Only the pictures stay out; every record is to be quoted exactly.
——
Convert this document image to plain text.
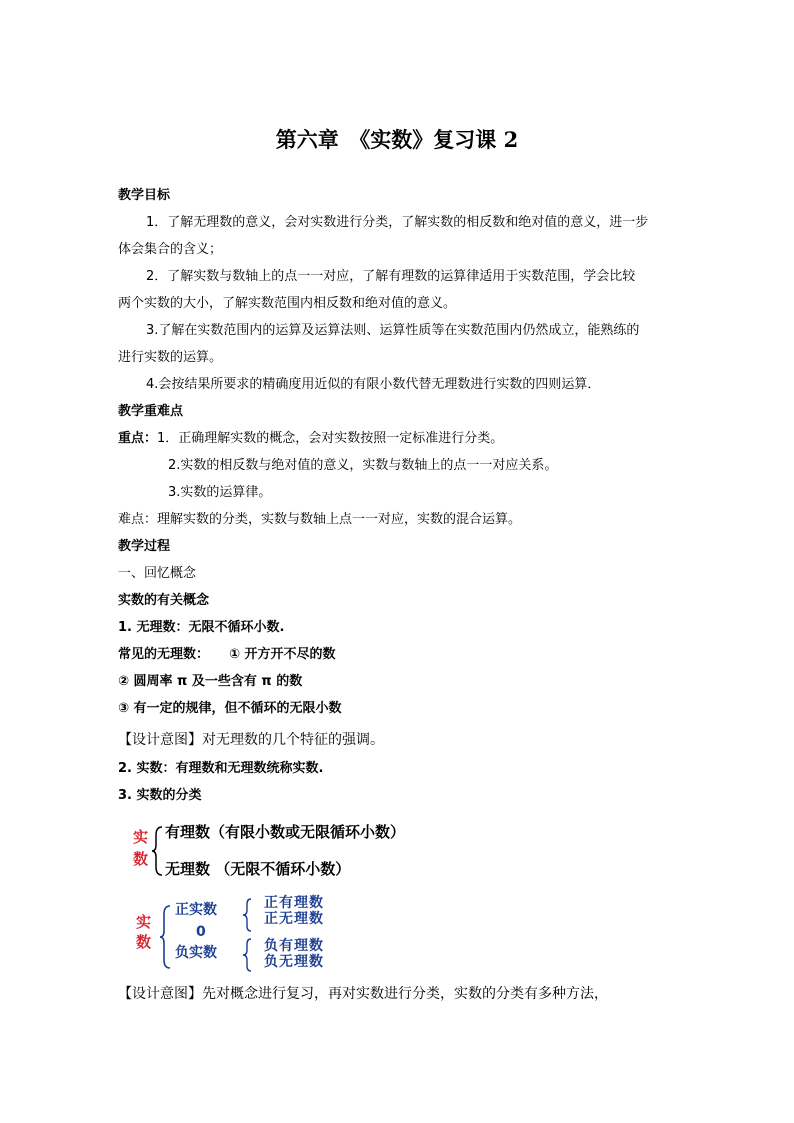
第六章　《实数》复习课 2
教学目标
1．了解无理数的意义，会对实数进行分类，了解实数的相反数和绝对值的意义，进一步
体会集合的含义；
2．了解实数与数轴上的点一一对应，了解有理数的运算律适用于实数范围，学会比较
两个实数的大小，了解实数范围内相反数和绝对值的意义。
3.了解在实数范围内的运算及运算法则、运算性质等在实数范围内仍然成立，能熟练的
进行实数的运算。
4.会按结果所要求的精确度用近似的有限小数代替无理数进行实数的四则运算．
教学重难点
重点：1．正确理解实数的概念，会对实数按照一定标准进行分类。
2.实数的相反数与绝对值的意义，实数与数轴上的点一一对应关系。
3.实数的运算律。
难点：理解实数的分类，实数与数轴上点一一对应，实数的混合运算。
教学过程
一、回忆概念
实数的有关概念
1. 无理数：无限不循环小数.
常见的无理数： ① 开方开不尽的数
② 圆周率 π 及一些含有 π 的数
③ 有一定的规律，但不循环的无限小数
【设计意图】对无理数的几个特征的强调。
2. 实数：有理数和无理数统称实数.
3. 实数的分类
实
数
有理数（有限小数或无限循环小数）
无理数 （无限不循环小数）
实
数
正实数
0
负实数
正有理数
正无理数
负有理数
负无理数
【设计意图】先对概念进行复习，再对实数进行分类，实数的分类有多种方法，
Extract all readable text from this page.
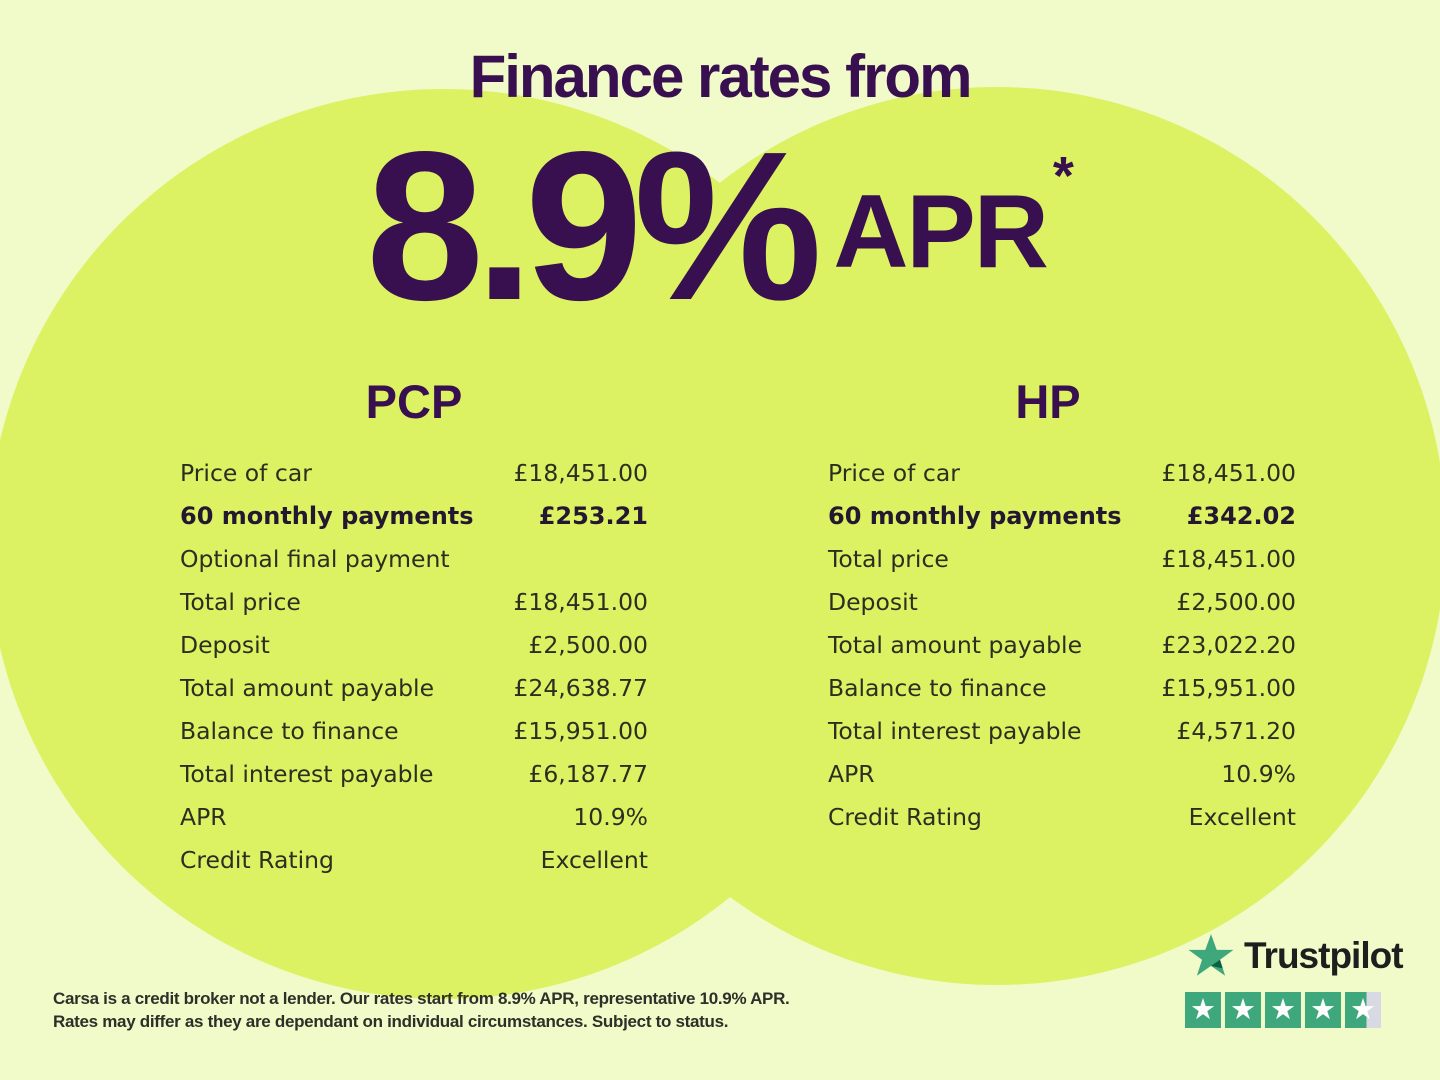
Finance rates from
8.9% APR *
PCP
Price of car	£18,451.00
60 monthly payments	£253.21
Optional final payment
Total price	£18,451.00
Deposit	£2,500.00
Total amount payable	£24,638.77
Balance to finance	£15,951.00
Total interest payable	£6,187.77
APR	10.9%
Credit Rating	Excellent
HP
Price of car	£18,451.00
60 monthly payments	£342.02
Total price	£18,451.00
Deposit	£2,500.00
Total amount payable	£23,022.20
Balance to finance	£15,951.00
Total interest payable	£4,571.20
APR	10.9%
Credit Rating	Excellent
Carsa is a credit broker not a lender. Our rates start from 8.9% APR, representative 10.9% APR.
Rates may differ as they are dependant on individual circumstances. Subject to status.
Trustpilot
★ ★ ★ ★ ★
——
Exercise result:
Convert this document image to plain text.
第六章　《实数》复习课 2
教学目标
1．了解无理数的意义，会对实数进行分类，了解实数的相反数和绝对值的意义，进一步
体会集合的含义；
2．了解实数与数轴上的点一一对应，了解有理数的运算律适用于实数范围，学会比较
两个实数的大小，了解实数范围内相反数和绝对值的意义。
3.了解在实数范围内的运算及运算法则、运算性质等在实数范围内仍然成立，能熟练的
进行实数的运算。
4.会按结果所要求的精确度用近似的有限小数代替无理数进行实数的四则运算．
教学重难点
重点：1．正确理解实数的概念，会对实数按照一定标准进行分类。
2.实数的相反数与绝对值的意义，实数与数轴上的点一一对应关系。
3.实数的运算律。
难点：理解实数的分类，实数与数轴上点一一对应，实数的混合运算。
教学过程
一、回忆概念
实数的有关概念
1. 无理数：无限不循环小数.
常见的无理数： ① 开方开不尽的数
② 圆周率 π 及一些含有 π 的数
③ 有一定的规律，但不循环的无限小数
【设计意图】对无理数的几个特征的强调。
2. 实数：有理数和无理数统称实数.
3. 实数的分类
实
数
有理数（有限小数或无限循环小数）
无理数 （无限不循环小数）
实
数
正实数
0
负实数
正有理数
正无理数
负有理数
负无理数
【设计意图】先对概念进行复习，再对实数进行分类，实数的分类有多种方法，
Extract all readable text from this page.
Finance rates from
8.9% APR *
PCP
Price of car	£18,451.00
60 monthly payments	£253.21
Optional final payment
Total price	£18,451.00
Deposit	£2,500.00
Total amount payable	£24,638.77
Balance to finance	£15,951.00
Total interest payable	£6,187.77
APR	10.9%
Credit Rating	Excellent
HP
Price of car	£18,451.00
60 monthly payments	£342.02
Total price	£18,451.00
Deposit	£2,500.00
Total amount payable	£23,022.20
Balance to finance	£15,951.00
Total interest payable	£4,571.20
APR	10.9%
Credit Rating	Excellent
Carsa is a credit broker not a lender. Our rates start from 8.9% APR, representative 10.9% APR.
Rates may differ as they are dependant on individual circumstances. Subject to status.
Trustpilot
★ ★ ★ ★ ★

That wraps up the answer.